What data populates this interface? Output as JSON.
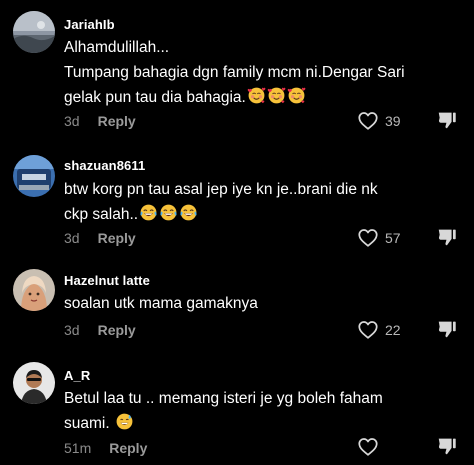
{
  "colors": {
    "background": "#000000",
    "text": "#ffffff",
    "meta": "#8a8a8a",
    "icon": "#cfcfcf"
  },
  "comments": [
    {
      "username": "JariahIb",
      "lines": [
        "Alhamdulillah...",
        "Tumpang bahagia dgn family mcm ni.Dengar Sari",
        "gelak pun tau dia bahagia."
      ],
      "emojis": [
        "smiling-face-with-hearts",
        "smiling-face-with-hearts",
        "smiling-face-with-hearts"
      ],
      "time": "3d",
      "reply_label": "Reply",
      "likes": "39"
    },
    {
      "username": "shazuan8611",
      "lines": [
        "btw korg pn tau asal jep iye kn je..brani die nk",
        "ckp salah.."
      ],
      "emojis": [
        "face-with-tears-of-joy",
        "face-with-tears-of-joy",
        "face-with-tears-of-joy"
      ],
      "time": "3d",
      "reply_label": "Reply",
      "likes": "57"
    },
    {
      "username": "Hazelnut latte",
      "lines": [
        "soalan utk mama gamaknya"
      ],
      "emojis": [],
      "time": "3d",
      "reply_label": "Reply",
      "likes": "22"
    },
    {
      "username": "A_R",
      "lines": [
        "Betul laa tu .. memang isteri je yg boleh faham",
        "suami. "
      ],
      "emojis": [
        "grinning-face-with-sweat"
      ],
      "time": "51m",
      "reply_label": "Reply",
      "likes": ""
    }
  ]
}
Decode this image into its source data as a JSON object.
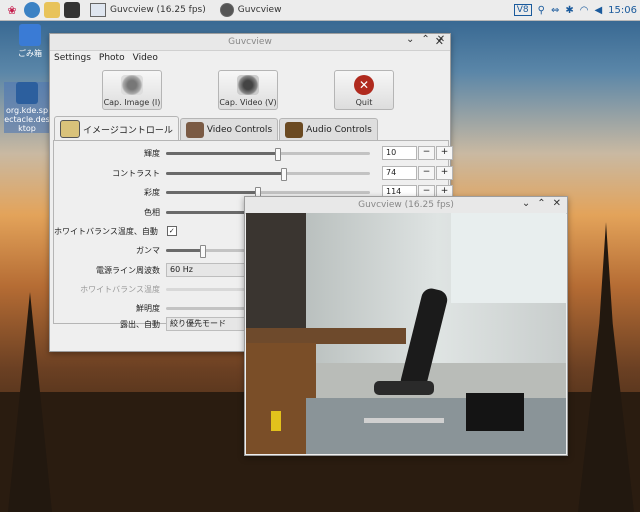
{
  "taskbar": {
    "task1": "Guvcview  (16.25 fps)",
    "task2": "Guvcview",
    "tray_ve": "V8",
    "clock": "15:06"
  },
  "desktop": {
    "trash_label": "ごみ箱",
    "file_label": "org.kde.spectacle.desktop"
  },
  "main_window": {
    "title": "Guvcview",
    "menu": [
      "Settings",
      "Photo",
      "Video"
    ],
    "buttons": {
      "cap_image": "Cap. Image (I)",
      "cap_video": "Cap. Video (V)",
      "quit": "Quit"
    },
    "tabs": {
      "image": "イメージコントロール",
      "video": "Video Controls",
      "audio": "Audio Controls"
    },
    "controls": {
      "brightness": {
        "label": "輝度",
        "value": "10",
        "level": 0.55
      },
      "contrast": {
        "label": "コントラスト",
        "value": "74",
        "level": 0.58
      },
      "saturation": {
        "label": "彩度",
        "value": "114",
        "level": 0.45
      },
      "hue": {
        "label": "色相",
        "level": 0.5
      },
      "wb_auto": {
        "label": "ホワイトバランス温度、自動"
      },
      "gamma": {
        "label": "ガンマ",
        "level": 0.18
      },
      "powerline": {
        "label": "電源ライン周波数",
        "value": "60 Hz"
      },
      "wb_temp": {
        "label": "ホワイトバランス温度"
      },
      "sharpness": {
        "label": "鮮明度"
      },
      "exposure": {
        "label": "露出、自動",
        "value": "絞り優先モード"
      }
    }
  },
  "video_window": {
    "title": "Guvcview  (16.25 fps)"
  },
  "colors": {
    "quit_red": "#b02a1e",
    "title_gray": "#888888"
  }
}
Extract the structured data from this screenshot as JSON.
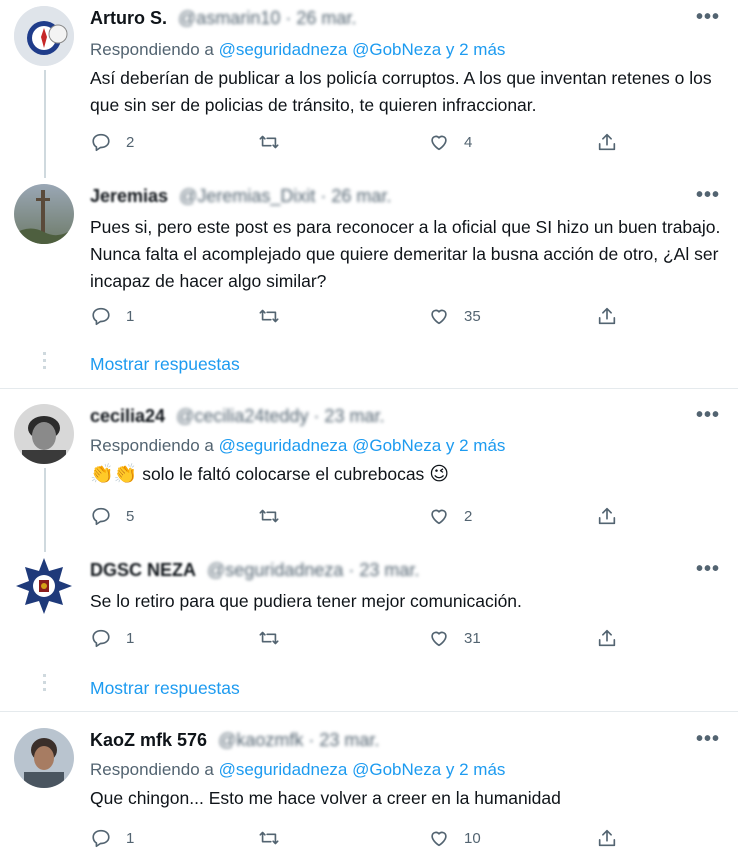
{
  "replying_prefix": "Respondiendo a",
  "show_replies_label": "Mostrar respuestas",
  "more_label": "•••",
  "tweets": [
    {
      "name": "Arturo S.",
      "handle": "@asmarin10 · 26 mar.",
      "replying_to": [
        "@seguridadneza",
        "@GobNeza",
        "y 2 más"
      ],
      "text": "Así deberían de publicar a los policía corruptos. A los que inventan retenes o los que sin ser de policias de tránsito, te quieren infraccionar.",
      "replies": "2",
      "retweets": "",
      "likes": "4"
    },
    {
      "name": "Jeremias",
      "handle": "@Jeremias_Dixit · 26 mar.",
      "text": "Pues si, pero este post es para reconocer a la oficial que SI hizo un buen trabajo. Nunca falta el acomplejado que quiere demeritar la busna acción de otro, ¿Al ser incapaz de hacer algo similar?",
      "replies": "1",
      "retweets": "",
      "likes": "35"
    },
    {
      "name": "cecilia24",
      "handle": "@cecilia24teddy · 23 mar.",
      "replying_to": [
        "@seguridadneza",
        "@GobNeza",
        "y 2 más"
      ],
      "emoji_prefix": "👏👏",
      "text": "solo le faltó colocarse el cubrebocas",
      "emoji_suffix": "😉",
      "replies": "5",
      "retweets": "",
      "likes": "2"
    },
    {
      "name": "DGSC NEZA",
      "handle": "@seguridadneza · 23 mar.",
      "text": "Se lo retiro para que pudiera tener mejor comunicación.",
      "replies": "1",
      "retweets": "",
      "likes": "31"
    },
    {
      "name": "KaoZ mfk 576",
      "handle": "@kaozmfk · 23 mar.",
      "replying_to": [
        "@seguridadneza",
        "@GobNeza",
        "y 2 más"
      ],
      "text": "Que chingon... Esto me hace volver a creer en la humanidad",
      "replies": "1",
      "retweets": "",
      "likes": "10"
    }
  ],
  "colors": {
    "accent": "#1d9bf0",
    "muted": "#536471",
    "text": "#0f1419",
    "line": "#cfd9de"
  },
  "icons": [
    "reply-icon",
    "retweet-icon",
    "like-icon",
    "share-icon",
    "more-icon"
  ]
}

GIVEN EXERCISE: Check each line above for the string "with" and show the ones that have it.

THE COMPLETED TASK:
        "smiling-face-with-hearts",
        "smiling-face-with-hearts",
        "smiling-face-with-hearts"
        "face-with-tears-of-joy",
        "face-with-tears-of-joy",
        "face-with-tears-of-joy"
        "grinning-face-with-sweat"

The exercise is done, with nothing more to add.